Data extracted from a collection:
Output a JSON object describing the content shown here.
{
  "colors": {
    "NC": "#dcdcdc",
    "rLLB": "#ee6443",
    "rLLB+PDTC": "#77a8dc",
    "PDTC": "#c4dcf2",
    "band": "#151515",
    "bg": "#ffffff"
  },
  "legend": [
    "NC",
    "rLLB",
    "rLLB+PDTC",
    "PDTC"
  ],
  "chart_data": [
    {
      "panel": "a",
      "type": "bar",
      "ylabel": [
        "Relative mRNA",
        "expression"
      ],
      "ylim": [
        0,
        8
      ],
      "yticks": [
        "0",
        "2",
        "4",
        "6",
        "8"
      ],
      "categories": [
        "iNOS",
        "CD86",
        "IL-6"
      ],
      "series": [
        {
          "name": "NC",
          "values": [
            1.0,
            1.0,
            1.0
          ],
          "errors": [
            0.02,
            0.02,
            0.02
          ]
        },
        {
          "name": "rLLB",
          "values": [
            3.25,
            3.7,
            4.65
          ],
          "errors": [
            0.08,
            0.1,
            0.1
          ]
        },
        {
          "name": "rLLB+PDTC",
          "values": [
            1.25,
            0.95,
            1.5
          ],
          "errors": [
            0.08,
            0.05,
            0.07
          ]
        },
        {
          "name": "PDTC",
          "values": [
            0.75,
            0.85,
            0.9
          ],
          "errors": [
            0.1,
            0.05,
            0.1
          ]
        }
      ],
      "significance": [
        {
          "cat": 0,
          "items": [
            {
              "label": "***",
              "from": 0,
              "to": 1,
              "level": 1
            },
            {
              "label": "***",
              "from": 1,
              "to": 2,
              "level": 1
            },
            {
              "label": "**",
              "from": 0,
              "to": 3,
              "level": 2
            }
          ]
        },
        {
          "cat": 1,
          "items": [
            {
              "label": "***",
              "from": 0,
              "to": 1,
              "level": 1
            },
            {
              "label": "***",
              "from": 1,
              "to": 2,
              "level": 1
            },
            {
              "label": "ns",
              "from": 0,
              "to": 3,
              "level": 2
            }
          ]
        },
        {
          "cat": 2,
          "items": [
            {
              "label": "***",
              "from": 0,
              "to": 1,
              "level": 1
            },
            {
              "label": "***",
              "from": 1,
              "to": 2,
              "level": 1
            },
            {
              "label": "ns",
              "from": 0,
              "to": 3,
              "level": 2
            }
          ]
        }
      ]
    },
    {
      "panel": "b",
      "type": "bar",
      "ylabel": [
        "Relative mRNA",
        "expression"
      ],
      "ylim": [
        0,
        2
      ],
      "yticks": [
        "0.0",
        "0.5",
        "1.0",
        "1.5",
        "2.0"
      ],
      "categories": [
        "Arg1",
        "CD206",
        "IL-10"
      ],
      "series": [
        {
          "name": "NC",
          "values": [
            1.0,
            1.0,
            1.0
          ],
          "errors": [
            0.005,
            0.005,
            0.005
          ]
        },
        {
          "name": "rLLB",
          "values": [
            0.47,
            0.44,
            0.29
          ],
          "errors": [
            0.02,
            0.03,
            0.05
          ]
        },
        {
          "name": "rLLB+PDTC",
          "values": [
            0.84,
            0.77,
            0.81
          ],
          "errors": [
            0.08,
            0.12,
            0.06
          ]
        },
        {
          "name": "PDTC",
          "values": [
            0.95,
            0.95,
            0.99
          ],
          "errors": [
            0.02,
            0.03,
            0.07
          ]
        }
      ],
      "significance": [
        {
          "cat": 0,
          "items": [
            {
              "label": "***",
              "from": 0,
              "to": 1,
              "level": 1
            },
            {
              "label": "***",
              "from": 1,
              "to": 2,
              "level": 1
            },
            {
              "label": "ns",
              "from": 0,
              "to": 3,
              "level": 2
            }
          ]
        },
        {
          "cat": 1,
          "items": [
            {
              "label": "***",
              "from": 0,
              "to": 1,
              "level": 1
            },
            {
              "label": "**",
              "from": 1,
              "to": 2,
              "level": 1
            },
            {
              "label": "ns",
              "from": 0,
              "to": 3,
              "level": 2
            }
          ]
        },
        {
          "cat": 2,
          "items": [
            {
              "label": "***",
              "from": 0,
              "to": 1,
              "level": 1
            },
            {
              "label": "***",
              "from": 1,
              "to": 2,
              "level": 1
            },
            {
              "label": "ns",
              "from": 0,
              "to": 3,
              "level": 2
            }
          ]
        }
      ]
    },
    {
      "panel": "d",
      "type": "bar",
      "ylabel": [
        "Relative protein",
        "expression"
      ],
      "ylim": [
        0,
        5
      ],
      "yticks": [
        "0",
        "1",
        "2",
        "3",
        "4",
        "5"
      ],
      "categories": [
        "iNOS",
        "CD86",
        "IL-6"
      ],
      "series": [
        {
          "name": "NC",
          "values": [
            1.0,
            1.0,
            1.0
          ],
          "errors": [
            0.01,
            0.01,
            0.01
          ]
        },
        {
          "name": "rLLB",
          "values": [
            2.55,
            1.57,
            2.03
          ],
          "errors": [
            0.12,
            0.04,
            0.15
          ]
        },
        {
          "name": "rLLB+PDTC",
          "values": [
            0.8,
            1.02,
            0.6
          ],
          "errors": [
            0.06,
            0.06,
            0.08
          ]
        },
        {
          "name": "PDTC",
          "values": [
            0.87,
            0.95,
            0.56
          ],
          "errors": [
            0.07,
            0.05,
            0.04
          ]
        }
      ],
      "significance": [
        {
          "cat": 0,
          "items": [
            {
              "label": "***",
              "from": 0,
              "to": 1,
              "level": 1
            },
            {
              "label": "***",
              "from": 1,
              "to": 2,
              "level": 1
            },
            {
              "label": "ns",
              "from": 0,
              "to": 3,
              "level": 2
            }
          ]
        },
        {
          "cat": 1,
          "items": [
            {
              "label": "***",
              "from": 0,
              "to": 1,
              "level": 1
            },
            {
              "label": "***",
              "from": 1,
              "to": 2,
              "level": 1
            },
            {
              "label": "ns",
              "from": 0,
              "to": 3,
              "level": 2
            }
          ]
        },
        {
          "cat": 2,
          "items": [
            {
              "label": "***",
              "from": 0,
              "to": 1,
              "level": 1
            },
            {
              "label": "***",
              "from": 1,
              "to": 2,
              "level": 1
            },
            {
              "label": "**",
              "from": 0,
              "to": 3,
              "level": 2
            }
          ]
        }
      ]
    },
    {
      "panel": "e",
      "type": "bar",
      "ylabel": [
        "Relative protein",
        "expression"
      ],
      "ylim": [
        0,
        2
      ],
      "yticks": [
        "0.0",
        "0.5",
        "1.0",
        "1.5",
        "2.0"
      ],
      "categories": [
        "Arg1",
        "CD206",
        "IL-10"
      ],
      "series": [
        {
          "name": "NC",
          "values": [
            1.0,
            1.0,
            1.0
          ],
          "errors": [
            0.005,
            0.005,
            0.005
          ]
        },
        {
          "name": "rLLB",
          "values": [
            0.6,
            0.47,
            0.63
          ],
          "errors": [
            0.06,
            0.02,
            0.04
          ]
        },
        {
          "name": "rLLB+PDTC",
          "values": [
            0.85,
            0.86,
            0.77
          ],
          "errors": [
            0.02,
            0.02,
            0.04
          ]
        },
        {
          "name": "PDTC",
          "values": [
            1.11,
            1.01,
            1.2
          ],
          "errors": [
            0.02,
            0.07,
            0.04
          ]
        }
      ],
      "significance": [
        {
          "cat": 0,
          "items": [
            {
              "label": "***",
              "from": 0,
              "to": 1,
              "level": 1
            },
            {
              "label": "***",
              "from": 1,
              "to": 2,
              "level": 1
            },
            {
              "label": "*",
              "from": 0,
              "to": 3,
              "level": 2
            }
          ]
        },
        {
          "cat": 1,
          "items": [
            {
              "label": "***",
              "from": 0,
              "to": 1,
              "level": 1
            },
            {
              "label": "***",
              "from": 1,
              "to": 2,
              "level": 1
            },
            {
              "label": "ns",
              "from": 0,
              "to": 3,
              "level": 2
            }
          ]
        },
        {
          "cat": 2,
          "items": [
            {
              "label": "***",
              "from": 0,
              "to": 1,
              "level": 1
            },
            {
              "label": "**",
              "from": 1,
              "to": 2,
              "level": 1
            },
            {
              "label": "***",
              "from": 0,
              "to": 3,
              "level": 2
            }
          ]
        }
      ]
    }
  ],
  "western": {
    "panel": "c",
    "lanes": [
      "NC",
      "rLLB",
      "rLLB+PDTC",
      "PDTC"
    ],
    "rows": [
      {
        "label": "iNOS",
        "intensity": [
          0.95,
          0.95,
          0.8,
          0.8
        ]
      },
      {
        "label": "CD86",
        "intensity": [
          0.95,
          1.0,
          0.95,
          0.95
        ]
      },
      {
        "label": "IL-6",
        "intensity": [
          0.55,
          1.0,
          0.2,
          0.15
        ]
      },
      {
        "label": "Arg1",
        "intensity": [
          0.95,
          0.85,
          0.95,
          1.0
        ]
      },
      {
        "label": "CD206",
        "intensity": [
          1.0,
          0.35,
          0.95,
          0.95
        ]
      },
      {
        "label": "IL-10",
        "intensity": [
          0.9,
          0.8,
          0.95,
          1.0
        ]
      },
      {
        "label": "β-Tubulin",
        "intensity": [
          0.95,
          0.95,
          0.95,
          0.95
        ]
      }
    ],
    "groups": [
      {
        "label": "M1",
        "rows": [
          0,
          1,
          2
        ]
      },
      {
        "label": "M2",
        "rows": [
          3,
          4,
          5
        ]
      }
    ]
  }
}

» **ACTIVITY**: Return every line of the entries above that the string "panel" appears in.

» **EXERCISE ANSWER**:
      "panel": "a",
      "panel": "b",
      "panel": "d",
      "panel": "e",
    "panel": "c",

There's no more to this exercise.